WORKING DATA:
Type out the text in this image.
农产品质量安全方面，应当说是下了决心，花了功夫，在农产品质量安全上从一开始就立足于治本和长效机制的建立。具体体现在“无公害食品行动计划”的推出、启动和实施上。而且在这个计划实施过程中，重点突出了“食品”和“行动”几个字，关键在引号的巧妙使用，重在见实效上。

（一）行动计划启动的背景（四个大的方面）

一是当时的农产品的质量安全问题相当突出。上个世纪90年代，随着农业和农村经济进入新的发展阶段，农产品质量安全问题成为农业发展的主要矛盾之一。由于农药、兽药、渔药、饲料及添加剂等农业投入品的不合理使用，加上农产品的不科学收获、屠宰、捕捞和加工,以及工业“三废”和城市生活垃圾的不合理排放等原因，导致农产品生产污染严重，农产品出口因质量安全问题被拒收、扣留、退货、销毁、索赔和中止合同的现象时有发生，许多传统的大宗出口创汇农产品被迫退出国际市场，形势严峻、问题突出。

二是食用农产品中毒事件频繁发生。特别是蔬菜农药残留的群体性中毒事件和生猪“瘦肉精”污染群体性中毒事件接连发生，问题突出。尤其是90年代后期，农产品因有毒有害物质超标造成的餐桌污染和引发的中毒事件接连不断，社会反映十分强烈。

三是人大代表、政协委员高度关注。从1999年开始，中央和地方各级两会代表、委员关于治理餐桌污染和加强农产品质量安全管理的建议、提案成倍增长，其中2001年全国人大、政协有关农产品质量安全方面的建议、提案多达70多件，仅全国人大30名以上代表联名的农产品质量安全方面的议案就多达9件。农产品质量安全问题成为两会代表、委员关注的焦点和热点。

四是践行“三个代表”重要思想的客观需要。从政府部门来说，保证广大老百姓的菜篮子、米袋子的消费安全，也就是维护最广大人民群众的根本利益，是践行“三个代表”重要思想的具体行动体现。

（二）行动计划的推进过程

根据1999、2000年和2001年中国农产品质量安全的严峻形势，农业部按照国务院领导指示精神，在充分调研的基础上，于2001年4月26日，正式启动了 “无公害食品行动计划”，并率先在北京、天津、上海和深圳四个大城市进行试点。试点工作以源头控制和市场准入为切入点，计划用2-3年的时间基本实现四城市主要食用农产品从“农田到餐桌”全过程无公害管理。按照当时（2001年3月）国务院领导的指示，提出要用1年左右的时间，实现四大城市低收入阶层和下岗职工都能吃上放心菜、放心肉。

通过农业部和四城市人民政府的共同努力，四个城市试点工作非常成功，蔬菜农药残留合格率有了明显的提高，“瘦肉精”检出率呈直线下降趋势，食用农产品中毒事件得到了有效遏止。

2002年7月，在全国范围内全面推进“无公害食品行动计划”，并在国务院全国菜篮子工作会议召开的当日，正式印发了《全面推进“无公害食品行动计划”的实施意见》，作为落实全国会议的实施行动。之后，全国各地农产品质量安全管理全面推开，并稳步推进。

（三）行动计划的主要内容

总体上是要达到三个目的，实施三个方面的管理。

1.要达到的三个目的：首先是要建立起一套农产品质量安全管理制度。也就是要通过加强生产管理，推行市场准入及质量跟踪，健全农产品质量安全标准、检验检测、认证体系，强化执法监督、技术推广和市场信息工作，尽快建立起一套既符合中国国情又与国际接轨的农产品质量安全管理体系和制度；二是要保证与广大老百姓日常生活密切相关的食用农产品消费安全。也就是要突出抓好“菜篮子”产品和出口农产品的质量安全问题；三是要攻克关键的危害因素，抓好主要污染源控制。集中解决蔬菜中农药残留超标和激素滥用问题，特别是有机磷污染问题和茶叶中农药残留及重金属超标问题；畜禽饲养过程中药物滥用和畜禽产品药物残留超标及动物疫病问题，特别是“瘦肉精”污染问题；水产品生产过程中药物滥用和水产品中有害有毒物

EXERCISE OBJECTIVE: For each line in the data above that contains the string "问题突出", extract the line.

RESULT:
一是当时的农产品的质量安全问题相当突出。上个世纪90年代，随着农业和农村经济进入新的发展阶段，农产品质量安全问题成为农业发展的主要矛盾之一。由于农药、兽药、渔药、饲料及添加剂等农业投入品的不合理使用，加上农产品的不科学收获、屠宰、捕捞和加工,以及工业“三废”和城市生活垃圾的不合理排放等原因，导致农产品生产污染严重，农产品出口因质量安全问题被拒收、扣留、退货、销毁、索赔和中止合同的现象时有发生，许多传统的大宗出口创汇农产品被迫退出国际市场，形势严峻、问题突出。
二是食用农产品中毒事件频繁发生。特别是蔬菜农药残留的群体性中毒事件和生猪“瘦肉精”污染群体性中毒事件接连发生，问题突出。尤其是90年代后期，农产品因有毒有害物质超标造成的餐桌污染和引发的中毒事件接连不断，社会反映十分强烈。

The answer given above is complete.